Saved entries
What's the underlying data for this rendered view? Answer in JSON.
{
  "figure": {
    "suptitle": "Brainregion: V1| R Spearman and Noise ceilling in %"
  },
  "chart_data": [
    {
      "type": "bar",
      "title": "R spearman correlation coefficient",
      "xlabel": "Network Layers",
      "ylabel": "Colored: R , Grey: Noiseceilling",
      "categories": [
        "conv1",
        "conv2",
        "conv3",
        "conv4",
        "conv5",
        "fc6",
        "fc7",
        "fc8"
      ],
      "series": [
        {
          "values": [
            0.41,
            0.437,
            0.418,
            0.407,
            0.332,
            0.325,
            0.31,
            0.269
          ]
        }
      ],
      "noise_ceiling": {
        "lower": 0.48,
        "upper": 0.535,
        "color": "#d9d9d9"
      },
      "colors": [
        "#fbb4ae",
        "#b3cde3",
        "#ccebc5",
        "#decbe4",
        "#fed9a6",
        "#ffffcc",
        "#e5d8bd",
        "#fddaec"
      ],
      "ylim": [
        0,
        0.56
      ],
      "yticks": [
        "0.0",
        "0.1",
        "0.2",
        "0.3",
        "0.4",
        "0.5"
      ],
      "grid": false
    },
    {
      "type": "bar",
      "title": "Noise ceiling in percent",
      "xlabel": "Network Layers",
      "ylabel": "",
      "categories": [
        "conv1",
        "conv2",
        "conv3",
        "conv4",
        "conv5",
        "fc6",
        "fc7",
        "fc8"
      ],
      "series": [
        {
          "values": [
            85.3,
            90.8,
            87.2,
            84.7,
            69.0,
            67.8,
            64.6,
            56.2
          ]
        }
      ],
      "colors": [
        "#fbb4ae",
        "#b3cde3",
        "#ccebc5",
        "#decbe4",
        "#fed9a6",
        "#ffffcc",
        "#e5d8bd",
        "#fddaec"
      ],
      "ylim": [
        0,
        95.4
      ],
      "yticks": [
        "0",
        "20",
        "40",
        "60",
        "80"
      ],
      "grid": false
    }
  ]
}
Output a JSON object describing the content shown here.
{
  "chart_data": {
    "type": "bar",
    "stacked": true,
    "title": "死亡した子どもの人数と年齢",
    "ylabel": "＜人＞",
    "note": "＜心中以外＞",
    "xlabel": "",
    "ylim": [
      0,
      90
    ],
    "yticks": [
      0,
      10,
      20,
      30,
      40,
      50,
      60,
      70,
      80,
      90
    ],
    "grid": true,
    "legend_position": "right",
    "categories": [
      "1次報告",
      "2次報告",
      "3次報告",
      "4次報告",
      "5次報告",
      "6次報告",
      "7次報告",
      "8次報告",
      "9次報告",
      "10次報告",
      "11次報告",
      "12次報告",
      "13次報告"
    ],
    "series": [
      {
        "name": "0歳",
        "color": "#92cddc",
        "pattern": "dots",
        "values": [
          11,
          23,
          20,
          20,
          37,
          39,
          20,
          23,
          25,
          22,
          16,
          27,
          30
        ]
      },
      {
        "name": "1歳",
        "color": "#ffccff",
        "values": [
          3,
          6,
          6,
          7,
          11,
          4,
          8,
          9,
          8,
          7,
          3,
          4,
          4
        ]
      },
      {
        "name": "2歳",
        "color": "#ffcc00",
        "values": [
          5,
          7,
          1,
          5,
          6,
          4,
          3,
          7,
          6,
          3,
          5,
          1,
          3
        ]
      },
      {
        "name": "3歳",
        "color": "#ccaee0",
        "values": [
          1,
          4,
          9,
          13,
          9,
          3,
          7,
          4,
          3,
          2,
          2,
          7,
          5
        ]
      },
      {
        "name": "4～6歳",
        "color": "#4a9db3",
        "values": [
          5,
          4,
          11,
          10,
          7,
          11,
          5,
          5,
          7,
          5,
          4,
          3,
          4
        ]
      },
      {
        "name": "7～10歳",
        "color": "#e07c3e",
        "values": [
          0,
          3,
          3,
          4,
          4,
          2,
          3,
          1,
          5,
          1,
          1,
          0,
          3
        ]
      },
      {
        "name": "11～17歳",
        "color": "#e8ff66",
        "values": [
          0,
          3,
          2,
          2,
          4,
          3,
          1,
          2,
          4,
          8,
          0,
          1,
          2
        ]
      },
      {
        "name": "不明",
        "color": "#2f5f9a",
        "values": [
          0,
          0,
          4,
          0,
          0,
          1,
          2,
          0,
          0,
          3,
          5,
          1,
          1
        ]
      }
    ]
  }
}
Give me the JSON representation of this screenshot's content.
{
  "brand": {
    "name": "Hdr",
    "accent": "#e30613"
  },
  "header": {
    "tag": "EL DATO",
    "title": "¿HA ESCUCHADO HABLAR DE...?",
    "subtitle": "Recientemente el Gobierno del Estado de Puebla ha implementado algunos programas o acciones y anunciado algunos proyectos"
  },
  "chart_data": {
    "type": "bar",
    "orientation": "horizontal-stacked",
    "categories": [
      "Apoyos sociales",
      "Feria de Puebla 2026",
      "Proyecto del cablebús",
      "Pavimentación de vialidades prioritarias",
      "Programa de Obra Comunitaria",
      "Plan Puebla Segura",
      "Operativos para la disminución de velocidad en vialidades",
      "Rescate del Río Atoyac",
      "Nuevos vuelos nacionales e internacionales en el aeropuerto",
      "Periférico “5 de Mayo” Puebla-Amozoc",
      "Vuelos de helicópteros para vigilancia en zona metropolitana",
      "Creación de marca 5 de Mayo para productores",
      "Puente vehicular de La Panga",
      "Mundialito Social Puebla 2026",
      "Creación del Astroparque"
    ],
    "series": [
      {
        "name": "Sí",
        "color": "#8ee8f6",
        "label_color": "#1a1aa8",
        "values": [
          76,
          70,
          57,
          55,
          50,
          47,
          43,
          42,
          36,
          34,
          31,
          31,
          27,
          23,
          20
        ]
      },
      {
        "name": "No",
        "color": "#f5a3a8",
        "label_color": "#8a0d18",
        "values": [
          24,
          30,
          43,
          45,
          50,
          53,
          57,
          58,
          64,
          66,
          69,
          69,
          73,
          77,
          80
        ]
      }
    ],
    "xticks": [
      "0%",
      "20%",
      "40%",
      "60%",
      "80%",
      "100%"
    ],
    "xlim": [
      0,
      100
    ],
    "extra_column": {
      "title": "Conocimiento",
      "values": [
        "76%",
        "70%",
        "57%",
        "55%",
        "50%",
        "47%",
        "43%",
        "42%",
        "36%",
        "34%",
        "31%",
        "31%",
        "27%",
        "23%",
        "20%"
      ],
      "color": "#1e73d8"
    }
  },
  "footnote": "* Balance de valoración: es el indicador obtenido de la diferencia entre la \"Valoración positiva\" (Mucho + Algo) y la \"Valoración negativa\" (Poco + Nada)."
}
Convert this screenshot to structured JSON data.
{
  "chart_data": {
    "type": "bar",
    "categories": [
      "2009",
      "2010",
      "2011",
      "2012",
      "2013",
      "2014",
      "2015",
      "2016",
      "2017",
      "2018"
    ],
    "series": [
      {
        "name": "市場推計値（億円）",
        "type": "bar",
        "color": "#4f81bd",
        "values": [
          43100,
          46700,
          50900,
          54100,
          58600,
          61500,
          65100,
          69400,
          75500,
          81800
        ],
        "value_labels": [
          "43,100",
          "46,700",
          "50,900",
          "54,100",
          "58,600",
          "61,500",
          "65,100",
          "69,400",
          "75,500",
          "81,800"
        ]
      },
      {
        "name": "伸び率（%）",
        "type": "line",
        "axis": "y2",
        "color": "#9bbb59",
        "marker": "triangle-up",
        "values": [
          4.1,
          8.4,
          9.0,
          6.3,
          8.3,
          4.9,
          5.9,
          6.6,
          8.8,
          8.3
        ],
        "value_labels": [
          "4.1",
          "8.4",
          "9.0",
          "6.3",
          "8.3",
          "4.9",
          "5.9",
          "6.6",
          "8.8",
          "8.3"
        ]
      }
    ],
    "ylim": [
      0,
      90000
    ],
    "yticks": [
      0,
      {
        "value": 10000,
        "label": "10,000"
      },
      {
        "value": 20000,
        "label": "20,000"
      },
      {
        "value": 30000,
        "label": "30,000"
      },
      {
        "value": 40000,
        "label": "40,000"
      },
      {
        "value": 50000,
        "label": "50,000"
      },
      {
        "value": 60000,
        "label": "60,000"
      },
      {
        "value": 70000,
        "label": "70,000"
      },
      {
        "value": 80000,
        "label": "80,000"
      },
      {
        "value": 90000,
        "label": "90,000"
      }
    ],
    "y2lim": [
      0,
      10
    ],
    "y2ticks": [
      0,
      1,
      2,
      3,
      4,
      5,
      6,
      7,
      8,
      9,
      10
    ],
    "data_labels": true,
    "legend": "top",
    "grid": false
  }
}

■ Stated goal
Copy each line in the data that holds the word "content".

■ Correct response
Output a JSON object describing the content shown here.
Give me the JSON representation of this screenshot's content.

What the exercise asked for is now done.